- Given request:
Go through the records and extract every line with the word "Cohort".

- Collected data:
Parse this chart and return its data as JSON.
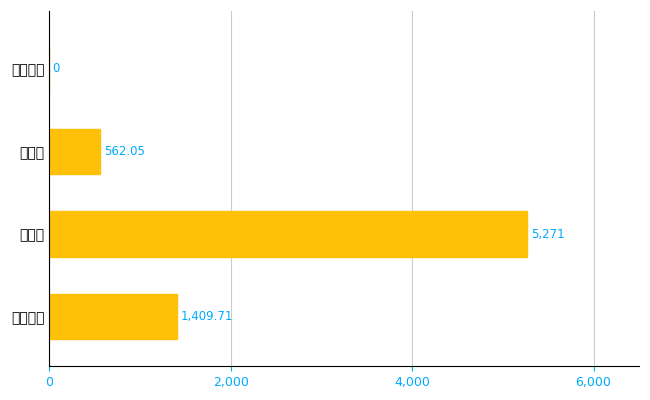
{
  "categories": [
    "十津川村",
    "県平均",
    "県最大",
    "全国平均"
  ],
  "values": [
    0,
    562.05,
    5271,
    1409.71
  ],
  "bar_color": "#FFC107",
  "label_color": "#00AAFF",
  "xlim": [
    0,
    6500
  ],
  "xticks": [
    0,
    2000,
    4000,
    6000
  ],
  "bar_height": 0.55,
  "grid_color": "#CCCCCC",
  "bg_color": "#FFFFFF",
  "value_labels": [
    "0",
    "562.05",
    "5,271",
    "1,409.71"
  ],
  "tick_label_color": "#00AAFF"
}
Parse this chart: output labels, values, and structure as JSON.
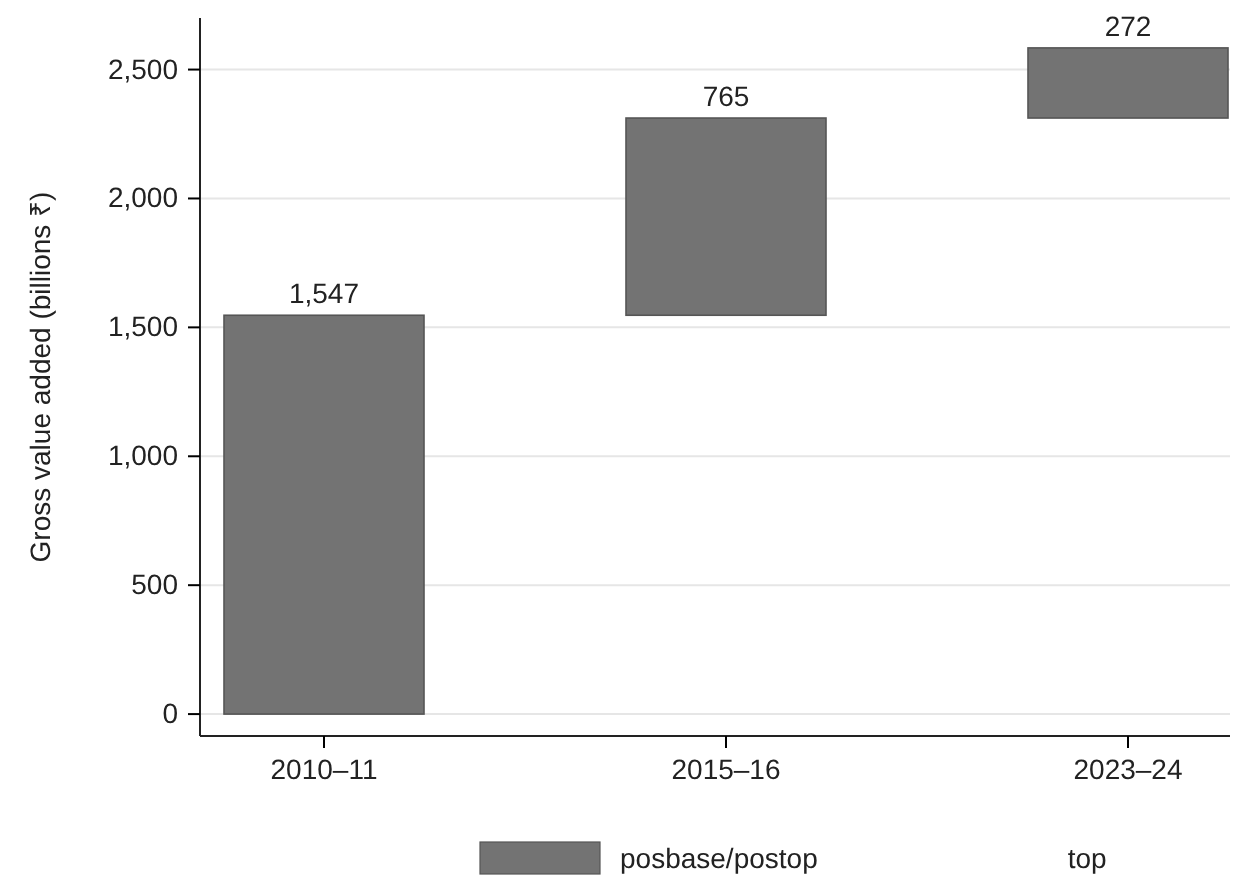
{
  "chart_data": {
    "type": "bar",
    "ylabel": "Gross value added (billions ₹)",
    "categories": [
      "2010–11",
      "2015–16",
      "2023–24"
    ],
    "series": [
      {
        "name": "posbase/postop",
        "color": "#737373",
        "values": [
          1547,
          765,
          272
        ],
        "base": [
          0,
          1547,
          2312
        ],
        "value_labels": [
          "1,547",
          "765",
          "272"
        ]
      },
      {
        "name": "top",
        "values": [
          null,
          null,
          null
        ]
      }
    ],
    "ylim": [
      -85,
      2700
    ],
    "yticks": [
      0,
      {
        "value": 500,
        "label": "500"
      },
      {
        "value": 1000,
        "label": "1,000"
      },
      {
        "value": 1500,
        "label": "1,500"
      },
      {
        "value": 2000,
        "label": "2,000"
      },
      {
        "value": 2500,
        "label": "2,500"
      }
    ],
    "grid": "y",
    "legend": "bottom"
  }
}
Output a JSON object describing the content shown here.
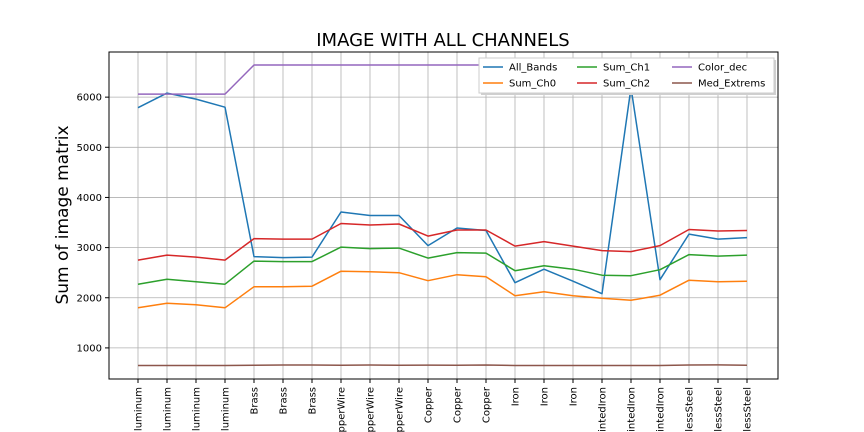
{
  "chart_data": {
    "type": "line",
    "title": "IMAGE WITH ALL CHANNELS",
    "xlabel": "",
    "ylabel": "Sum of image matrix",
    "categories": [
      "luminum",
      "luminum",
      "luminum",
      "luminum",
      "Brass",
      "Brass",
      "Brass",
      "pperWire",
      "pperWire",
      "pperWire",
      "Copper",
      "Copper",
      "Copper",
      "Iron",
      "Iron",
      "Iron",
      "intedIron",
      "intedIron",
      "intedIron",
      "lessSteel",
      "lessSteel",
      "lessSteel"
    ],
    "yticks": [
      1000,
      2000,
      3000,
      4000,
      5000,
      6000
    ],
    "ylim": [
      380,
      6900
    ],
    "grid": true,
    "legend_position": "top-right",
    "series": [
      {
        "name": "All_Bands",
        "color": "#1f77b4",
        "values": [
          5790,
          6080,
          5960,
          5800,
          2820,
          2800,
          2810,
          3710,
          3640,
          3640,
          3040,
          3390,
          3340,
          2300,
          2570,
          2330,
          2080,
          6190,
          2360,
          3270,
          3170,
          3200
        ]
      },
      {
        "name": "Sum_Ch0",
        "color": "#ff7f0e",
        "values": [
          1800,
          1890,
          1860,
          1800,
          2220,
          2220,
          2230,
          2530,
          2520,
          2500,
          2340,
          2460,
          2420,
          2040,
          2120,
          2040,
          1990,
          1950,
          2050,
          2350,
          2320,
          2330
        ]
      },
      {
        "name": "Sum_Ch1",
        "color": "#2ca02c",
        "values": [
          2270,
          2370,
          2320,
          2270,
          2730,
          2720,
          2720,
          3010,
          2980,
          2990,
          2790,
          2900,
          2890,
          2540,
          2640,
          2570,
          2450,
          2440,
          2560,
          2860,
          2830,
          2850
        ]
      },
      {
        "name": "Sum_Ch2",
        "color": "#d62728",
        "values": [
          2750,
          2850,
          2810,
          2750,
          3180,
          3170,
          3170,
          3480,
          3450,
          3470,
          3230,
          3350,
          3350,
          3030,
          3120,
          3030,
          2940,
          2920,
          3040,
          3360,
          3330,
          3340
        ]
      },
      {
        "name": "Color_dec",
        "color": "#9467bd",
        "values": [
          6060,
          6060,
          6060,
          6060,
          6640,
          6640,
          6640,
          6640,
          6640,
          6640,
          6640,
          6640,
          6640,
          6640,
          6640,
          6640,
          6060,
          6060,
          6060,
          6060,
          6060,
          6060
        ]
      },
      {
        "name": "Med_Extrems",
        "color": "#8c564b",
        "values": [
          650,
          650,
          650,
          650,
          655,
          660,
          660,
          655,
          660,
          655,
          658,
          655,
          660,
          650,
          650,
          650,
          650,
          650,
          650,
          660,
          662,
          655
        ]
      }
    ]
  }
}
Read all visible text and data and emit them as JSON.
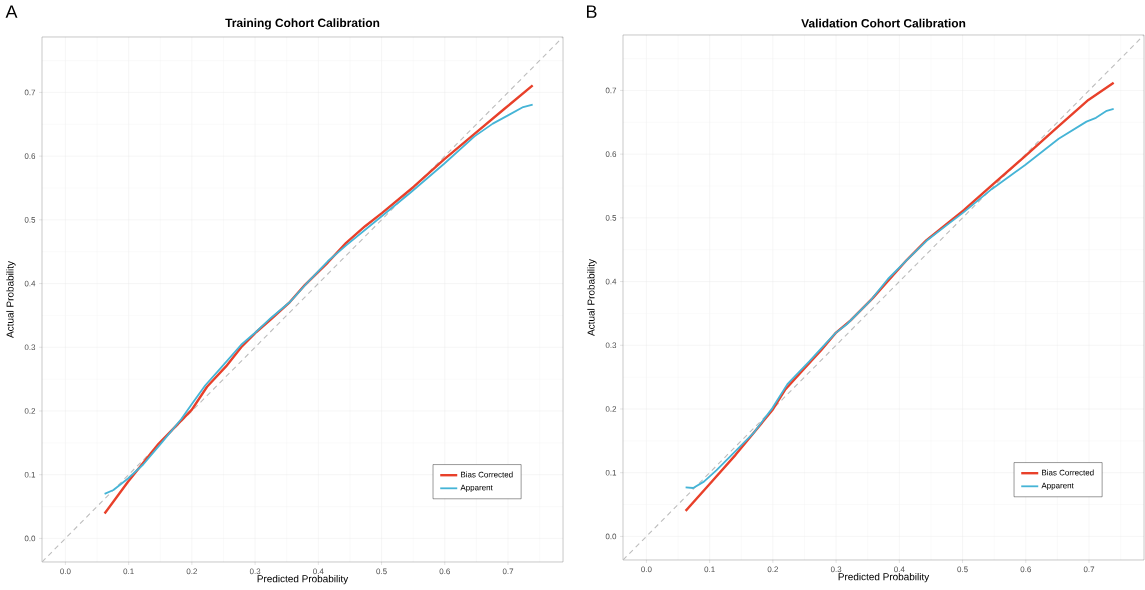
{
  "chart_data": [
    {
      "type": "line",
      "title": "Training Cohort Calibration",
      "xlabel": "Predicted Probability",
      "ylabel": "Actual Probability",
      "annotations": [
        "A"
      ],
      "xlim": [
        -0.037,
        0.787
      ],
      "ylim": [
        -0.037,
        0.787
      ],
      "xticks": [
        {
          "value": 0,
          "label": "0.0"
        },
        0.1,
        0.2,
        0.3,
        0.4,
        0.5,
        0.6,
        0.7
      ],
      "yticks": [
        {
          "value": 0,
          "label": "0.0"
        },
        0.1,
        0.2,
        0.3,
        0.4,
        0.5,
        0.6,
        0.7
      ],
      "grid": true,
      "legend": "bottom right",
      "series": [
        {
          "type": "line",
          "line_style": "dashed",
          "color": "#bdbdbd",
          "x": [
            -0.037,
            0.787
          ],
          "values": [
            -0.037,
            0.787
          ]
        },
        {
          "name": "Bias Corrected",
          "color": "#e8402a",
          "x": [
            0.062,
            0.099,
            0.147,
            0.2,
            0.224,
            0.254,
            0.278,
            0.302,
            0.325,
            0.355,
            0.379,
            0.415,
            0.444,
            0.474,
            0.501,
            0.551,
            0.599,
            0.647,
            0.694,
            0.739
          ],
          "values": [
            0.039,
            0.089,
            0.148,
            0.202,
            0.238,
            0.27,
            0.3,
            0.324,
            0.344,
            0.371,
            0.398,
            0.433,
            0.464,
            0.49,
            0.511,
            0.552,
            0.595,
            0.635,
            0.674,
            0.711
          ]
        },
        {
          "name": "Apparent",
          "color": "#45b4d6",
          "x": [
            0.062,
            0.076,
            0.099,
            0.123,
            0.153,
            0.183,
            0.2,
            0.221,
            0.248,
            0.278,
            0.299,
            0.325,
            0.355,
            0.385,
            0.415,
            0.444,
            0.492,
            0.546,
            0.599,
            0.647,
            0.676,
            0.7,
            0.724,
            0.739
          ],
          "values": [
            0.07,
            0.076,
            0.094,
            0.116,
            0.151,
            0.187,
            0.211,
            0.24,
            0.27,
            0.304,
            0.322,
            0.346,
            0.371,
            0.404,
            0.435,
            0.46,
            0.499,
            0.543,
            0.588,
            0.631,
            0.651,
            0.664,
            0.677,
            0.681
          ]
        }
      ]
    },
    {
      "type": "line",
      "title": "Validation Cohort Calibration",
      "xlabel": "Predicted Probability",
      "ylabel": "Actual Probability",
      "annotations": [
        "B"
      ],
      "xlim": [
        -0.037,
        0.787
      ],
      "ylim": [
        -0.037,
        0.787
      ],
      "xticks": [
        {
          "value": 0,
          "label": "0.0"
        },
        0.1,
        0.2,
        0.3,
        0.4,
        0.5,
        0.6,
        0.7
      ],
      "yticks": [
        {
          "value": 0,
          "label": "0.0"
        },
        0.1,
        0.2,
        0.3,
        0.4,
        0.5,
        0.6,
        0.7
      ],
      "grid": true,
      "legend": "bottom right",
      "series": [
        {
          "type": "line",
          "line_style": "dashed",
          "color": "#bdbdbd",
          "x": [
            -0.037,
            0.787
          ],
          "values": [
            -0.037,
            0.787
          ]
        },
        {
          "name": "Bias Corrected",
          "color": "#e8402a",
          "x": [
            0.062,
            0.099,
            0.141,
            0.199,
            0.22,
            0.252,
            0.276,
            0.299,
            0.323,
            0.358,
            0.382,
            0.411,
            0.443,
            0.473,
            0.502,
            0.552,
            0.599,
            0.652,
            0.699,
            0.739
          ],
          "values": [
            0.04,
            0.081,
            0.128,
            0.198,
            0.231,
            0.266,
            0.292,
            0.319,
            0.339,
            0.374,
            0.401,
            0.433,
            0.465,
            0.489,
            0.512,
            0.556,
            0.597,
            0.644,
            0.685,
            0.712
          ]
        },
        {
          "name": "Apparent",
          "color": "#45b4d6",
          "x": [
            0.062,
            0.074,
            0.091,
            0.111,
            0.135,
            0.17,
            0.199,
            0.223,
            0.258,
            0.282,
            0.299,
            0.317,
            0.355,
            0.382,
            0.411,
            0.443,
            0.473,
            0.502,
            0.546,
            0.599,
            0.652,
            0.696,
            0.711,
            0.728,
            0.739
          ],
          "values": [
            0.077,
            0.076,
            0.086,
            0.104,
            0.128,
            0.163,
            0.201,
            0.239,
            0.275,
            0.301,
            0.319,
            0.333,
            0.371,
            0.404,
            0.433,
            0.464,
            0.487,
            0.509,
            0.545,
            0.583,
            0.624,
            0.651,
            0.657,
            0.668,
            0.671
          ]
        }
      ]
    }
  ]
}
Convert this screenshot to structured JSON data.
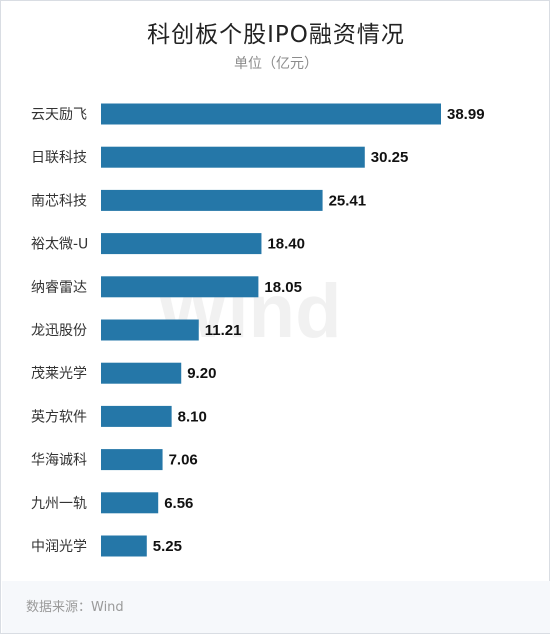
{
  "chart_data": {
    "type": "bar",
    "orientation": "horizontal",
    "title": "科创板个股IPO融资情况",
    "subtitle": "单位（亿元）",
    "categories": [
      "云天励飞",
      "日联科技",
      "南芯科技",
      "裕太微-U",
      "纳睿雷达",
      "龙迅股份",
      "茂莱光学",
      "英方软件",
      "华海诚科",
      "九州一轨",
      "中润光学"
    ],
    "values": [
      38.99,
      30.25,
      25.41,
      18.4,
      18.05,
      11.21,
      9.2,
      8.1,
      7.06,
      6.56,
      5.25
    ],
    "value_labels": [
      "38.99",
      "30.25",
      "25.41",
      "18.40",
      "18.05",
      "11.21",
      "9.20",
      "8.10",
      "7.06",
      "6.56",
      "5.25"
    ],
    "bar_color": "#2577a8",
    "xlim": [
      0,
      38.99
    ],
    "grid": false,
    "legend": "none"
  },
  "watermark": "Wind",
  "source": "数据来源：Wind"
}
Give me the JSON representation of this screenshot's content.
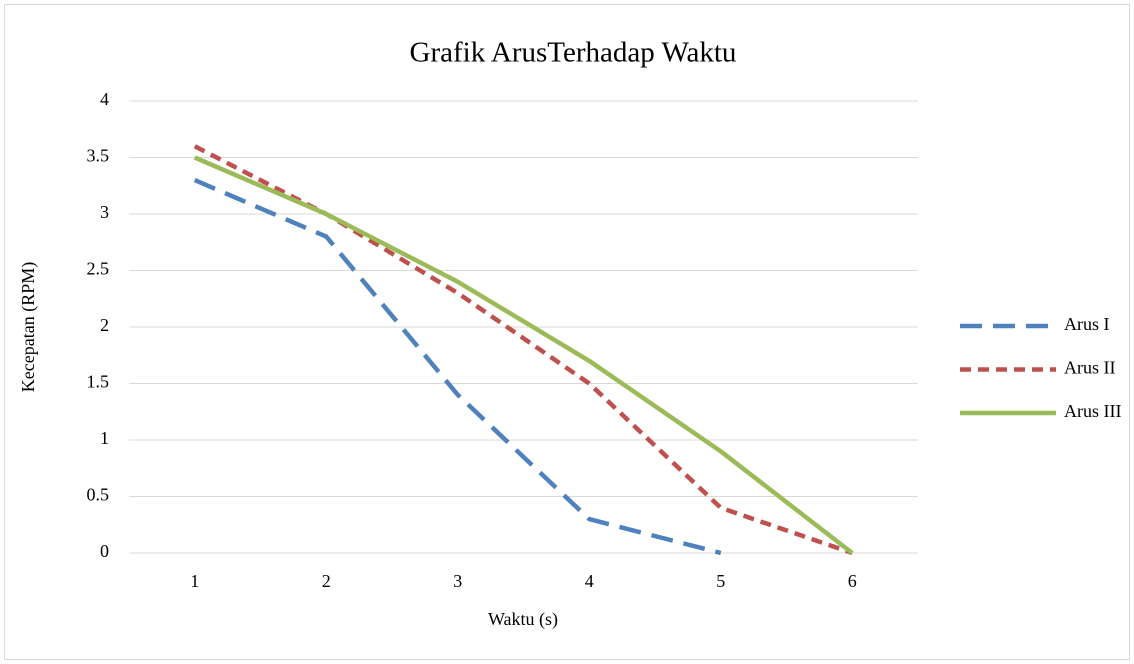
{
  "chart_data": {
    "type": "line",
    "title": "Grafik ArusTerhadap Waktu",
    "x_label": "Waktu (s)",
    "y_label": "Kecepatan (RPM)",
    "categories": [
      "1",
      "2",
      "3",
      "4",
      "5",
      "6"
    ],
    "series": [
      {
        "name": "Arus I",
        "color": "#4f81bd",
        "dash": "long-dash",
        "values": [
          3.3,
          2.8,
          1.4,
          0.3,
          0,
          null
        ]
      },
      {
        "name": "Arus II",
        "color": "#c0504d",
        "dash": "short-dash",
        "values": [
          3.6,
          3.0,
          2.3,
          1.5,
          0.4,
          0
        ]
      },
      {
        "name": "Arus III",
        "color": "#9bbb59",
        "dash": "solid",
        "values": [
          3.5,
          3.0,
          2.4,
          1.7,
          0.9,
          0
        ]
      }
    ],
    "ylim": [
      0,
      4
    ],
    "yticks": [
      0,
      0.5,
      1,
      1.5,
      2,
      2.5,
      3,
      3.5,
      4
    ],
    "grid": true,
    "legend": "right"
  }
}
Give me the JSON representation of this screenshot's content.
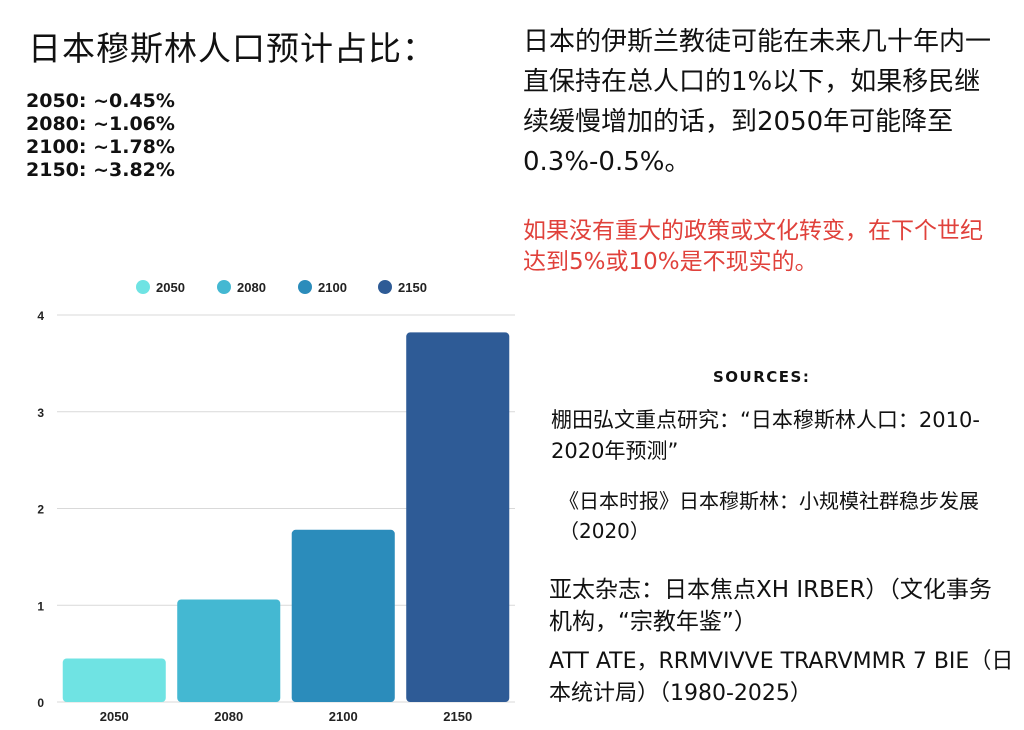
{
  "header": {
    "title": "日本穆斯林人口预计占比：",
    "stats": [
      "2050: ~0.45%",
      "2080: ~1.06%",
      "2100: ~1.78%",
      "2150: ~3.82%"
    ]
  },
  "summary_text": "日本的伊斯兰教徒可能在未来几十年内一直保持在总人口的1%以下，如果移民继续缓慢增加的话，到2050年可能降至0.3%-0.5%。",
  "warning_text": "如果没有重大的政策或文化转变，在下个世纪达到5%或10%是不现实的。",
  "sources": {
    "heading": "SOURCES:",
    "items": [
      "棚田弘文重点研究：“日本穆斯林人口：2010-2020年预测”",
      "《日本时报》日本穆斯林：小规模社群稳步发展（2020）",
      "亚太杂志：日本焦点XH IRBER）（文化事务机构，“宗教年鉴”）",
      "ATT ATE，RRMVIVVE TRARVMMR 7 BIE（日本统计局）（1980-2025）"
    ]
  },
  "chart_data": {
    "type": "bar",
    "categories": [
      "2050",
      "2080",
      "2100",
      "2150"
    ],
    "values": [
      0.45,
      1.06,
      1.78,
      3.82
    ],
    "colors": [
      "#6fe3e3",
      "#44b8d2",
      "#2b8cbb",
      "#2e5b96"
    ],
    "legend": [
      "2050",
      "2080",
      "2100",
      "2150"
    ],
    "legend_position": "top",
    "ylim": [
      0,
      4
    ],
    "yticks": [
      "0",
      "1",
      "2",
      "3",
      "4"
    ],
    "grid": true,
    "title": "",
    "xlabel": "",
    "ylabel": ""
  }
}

- Right answer:
      "title": "Training Cohort Calibration",
      "title": "Validation Cohort Calibration",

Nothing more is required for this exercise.